Prompt
Copy out each line of the listing that has the word "this" in it.

Dataset excerpts
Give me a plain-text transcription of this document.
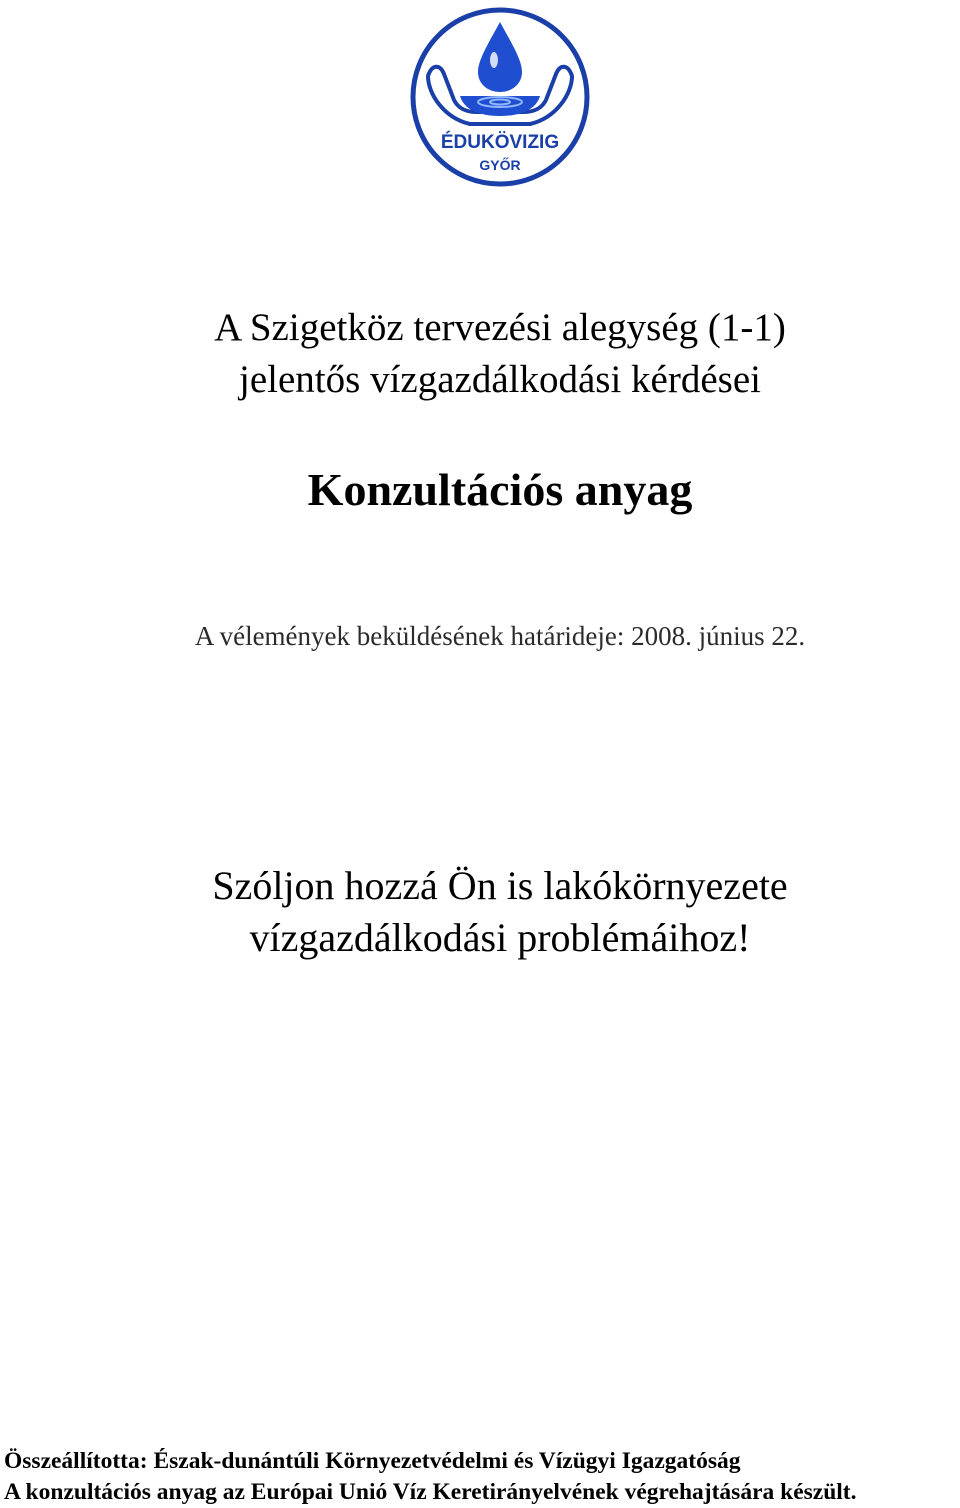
ÉDUKÖVIZIG
GYŐR
A Szigetköz tervezési alegység (1-1)
jelentős vízgazdálkodási kérdései
Konzultációs anyag

A vélemények beküldésének határideje: 2008. június 22.

Szóljon hozzá Ön is lakókörnyezete

vízgazdálkodási problémáihoz!

Összeállította: Észak-dunántúli Környezetvédelmi és Vízügyi Igazgatóság

A konzultációs anyag az Európai Unió Víz Keretirányelvének végrehajtására készült.
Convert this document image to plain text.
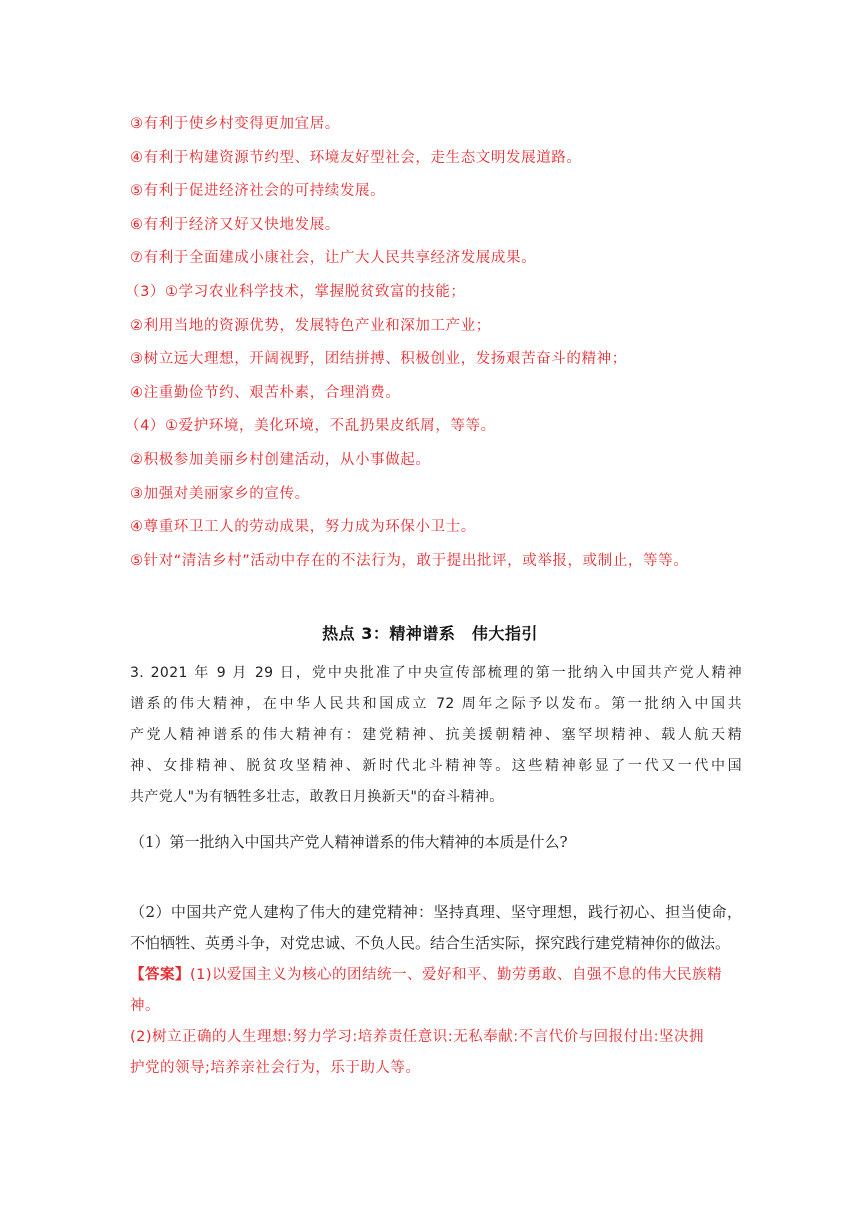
③有利于使乡村变得更加宜居。
④有利于构建资源节约型、环境友好型社会，走生态文明发展道路。
⑤有利于促进经济社会的可持续发展。
⑥有利于经济又好又快地发展。
⑦有利于全面建成小康社会，让广大人民共享经济发展成果。
（3）①学习农业科学技术，掌握脱贫致富的技能；
②利用当地的资源优势，发展特色产业和深加工产业；
③树立远大理想，开阔视野，团结拼搏、积极创业，发扬艰苦奋斗的精神；
④注重勤俭节约、艰苦朴素，合理消费。
（4）①爱护环境，美化环境，不乱扔果皮纸屑，等等。
②积极参加美丽乡村创建活动，从小事做起。
③加强对美丽家乡的宣传。
④尊重环卫工人的劳动成果，努力成为环保小卫士。
⑤针对“清洁乡村”活动中存在的不法行为，敢于提出批评，或举报，或制止，等等。
热点 3：精神谱系　伟大指引
3. 2021 年 9 月 29 日，党中央批准了中央宣传部梳理的第一批纳入中国共产党人精神
谱系的伟大精神，在中华人民共和国成立 72 周年之际予以发布。第一批纳入中国共
产党人精神谱系的伟大精神有：建党精神、抗美援朝精神、塞罕坝精神、载人航天精
神、女排精神、脱贫攻坚精神、新时代北斗精神等。这些精神彰显了一代又一代中国
共产党人"为有牺牲多壮志，敢教日月换新天"的奋斗精神。
（1）第一批纳入中国共产党人精神谱系的伟大精神的本质是什么?
（2）中国共产党人建构了伟大的建党精神：坚持真理、坚守理想，践行初心、担当使命，
不怕牺牲、英勇斗争，对党忠诚、不负人民。结合生活实际，探究践行建党精神你的做法。
【答案】(1)以爱国主义为核心的团结统一、爱好和平、勤劳勇敢、自强不息的伟大民族精
神。
(2)树立正确的人生理想:努力学习:培养责任意识:无私奉献:不言代价与回报付出:坚决拥
护党的领导;培养亲社会行为，乐于助人等。
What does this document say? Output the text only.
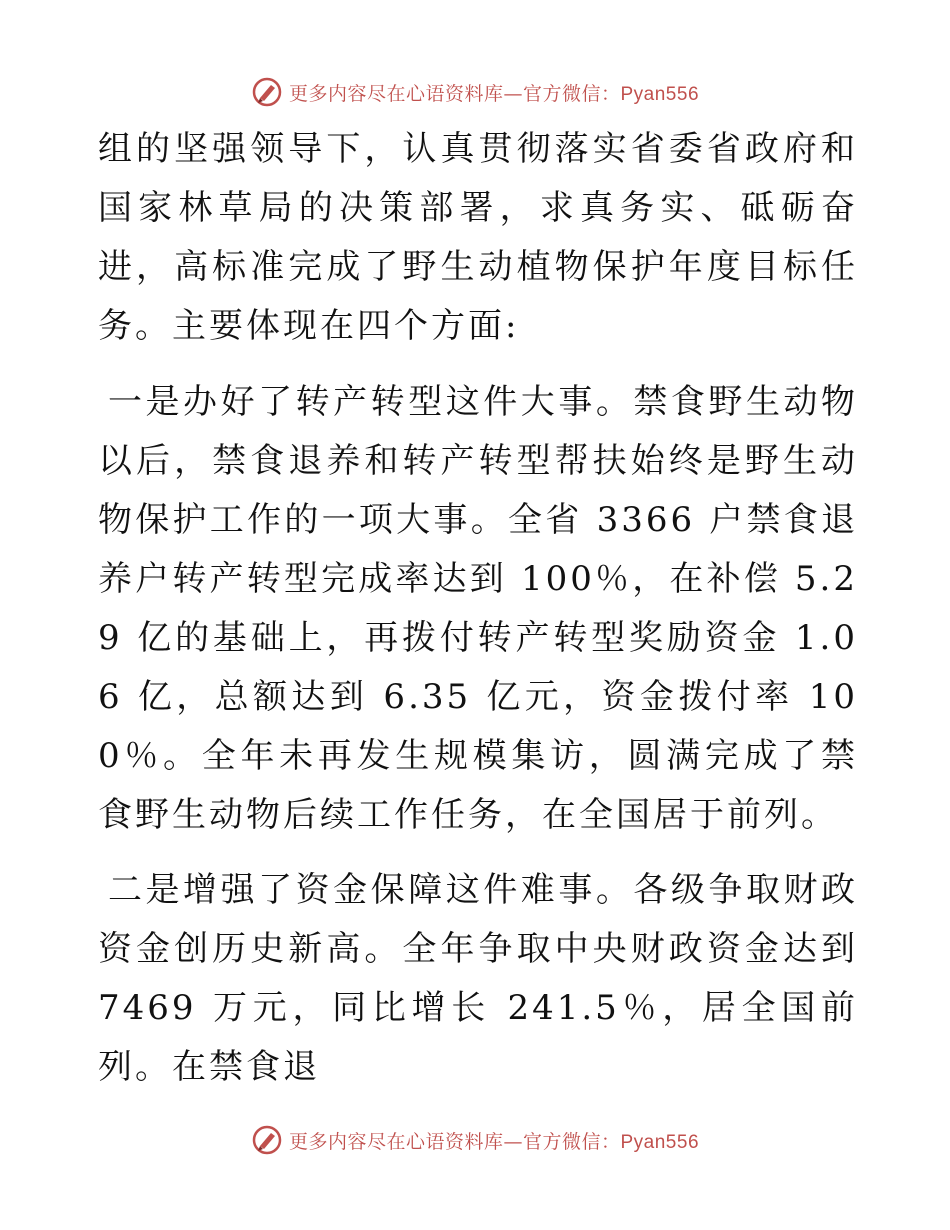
更多内容尽在心语资料库—官方微信：Pyan556

组的坚强领导下，认真贯彻落实省委省政府和国家林草局的决策部署，求真务实、砥砺奋进，高标准完成了野生动植物保护年度目标任务。主要体现在四个方面:

一是办好了转产转型这件大事。禁食野生动物以后，禁食退养和转产转型帮扶始终是野生动物保护工作的一项大事。全省 3366 户禁食退养户转产转型完成率达到 100％，在补偿 5.29 亿的基础上，再拨付转产转型奖励资金 1.06 亿，总额达到 6.35 亿元，资金拨付率 100％。全年未再发生规模集访，圆满完成了禁食野生动物后续工作任务，在全国居于前列。

二是增强了资金保障这件难事。各级争取财政资金创历史新高。全年争取中央财政资金达到 7469 万元，同比增长 241.5％，居全国前列。在禁食退

更多内容尽在心语资料库—官方微信：Pyan556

The answer
Give me a plain-text transcription of this document.
Convert this document image to plain text.
What does this document say? Output the text only.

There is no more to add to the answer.